▶ Passage provided:
## BEGIN

Chelsea Burns, Content Editor
January 6, 2023
When we think about the food that we consume we’re often thinking about how it will help or hurt our bodies or our health, but our choices also have an effect on the environment. From how it was grown (pesticides? organic? regenerative?) to how it was packaged (plastic or paper?) and how far it traveled to get to us (was it transported across the globe or is it from your farmer’s market?), there are so many environmental factors that are taking place before a food hits our plate at meal time.
And while all of those factors matter for every food choice we make, it’s particularly important when talking about meat. It’s estimated that global livestock emits “7.1 Gigatonnes of Co2-equiv per year, representing 14.5 percent of all anthropogenic greenhouse gas emissions,” according to the Food and Agriculture Organization of the United Nations. (For reference, one gigatonne is equal to the weight of 10,000 fully-loaded U.S. aircraft carriers…) The two main reasons being: The methane animals produce (aka their gas) and the deforestation needed to raise the animals. The biggest offender in the mix is cattle (raised for dairy and meat), which accounts for 65% of the livestock sector’s emissions. Curious how other meats stack up? The carbon footprint of food can be tricky to determine since it differs depending on where it was raised/grown/harvested/produced/etc. Here’s a sliding scale of impact the BBC put together based on data from research published in the Science journal.

## END

Image region annotations
## BEGIN

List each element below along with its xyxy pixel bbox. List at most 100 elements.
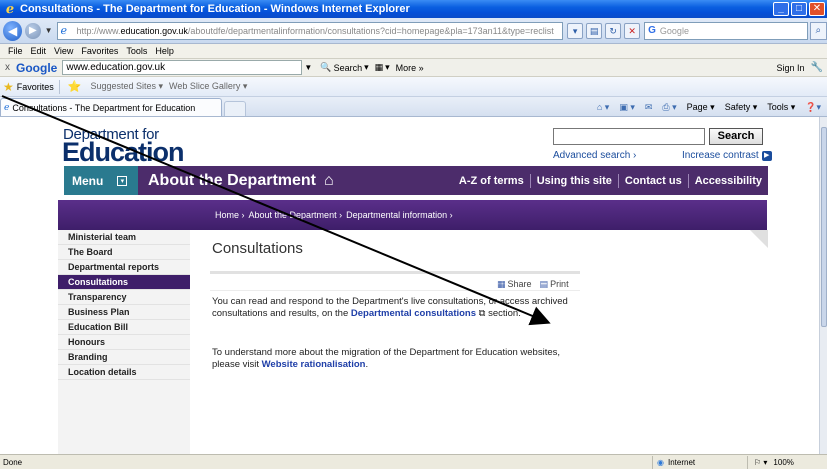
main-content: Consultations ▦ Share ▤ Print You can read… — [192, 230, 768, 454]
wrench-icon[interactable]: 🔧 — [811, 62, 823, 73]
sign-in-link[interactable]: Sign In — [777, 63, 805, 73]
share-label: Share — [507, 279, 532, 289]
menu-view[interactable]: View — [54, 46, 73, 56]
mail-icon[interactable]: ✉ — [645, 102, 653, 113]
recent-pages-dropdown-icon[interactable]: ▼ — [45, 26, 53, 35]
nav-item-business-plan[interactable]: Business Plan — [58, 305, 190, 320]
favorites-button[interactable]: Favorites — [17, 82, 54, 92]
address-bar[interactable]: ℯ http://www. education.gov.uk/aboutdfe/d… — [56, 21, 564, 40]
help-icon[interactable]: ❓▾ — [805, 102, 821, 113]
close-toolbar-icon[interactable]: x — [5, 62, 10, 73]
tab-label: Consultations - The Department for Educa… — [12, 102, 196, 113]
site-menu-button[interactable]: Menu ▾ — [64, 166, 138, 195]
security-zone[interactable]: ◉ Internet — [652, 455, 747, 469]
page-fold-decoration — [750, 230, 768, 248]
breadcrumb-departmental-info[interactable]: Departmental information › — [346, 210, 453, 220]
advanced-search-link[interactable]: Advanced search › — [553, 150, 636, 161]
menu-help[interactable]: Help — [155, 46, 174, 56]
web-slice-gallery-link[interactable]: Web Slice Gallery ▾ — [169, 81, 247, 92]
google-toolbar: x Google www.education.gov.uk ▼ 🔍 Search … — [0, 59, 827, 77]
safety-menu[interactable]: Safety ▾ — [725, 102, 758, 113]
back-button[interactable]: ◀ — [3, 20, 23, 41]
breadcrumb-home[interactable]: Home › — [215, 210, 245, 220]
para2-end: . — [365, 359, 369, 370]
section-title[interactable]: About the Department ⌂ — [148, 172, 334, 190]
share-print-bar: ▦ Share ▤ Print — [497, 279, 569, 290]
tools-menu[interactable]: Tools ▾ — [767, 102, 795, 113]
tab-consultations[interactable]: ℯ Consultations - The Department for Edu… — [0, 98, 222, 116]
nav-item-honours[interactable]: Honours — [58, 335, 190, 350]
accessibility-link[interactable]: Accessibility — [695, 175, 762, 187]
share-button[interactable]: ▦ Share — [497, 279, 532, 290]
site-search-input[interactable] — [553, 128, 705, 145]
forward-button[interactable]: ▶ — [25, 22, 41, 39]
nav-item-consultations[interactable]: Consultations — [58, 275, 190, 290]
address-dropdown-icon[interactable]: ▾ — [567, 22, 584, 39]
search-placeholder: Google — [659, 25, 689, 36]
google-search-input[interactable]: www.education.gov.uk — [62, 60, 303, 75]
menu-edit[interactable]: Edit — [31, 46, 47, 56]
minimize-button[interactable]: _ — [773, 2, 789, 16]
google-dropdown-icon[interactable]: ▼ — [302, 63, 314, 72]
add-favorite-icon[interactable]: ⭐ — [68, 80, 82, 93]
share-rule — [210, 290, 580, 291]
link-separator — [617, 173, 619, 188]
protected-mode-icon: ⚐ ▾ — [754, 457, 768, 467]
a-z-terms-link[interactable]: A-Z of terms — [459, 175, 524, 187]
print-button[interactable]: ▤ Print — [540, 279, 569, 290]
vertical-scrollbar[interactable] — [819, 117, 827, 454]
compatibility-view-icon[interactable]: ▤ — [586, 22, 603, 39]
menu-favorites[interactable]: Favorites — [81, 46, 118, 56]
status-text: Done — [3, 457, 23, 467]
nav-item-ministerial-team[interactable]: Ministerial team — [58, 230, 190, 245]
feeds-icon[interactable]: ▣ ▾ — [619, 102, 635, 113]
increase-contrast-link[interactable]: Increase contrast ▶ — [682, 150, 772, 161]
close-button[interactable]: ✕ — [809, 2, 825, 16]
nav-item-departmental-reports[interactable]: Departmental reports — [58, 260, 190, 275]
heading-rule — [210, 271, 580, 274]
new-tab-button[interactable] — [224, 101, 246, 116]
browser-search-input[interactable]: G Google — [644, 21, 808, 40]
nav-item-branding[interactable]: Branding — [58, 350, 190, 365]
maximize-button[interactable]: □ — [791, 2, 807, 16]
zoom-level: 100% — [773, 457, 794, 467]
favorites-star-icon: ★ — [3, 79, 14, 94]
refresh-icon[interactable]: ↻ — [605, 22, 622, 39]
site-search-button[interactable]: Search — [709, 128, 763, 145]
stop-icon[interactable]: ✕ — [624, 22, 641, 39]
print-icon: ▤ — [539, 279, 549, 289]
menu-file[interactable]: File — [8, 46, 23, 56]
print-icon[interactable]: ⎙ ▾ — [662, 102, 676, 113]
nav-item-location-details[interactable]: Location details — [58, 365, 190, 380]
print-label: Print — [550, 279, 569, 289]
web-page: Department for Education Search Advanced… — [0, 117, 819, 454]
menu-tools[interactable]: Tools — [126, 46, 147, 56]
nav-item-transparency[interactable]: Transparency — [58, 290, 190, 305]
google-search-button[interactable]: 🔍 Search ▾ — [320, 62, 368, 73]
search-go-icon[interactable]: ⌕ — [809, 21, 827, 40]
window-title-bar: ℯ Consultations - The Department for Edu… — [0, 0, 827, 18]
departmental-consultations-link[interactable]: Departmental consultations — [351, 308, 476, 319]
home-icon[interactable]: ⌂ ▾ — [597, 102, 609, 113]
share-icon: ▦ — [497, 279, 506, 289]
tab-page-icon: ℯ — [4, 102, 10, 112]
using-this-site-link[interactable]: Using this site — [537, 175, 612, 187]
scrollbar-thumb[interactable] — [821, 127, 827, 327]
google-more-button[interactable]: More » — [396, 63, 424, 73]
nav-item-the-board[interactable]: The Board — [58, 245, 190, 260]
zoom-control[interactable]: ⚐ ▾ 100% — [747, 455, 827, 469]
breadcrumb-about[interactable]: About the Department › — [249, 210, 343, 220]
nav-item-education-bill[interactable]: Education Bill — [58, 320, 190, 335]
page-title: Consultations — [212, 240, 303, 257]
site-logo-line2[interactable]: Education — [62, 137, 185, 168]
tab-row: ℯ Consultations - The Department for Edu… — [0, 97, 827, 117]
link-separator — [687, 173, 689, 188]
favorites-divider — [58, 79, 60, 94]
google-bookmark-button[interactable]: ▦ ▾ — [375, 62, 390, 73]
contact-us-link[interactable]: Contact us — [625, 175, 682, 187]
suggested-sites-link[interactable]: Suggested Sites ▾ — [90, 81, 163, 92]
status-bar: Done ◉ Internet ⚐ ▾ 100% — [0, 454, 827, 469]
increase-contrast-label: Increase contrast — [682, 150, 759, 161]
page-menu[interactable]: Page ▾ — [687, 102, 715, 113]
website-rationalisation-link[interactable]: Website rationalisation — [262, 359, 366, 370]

## END

▶ The problem:
From the article on food and its environmental impact, return the stretch from "Chelsea Burns, Content" through "at meal time.", copied word for word.

▶ Exercise response:
Chelsea Burns, Content Editor
January 6, 2023
When we think about the food that we consume we’re often thinking about how it will help or hurt our bodies or our health, but our choices also have an effect on the environment. From how it was grown (pesticides? organic? regenerative?) to how it was packaged (plastic or paper?) and how far it traveled to get to us (was it transported across the globe or is it from your farmer’s market?), there are so many environmental factors that are taking place before a food hits our plate at meal time.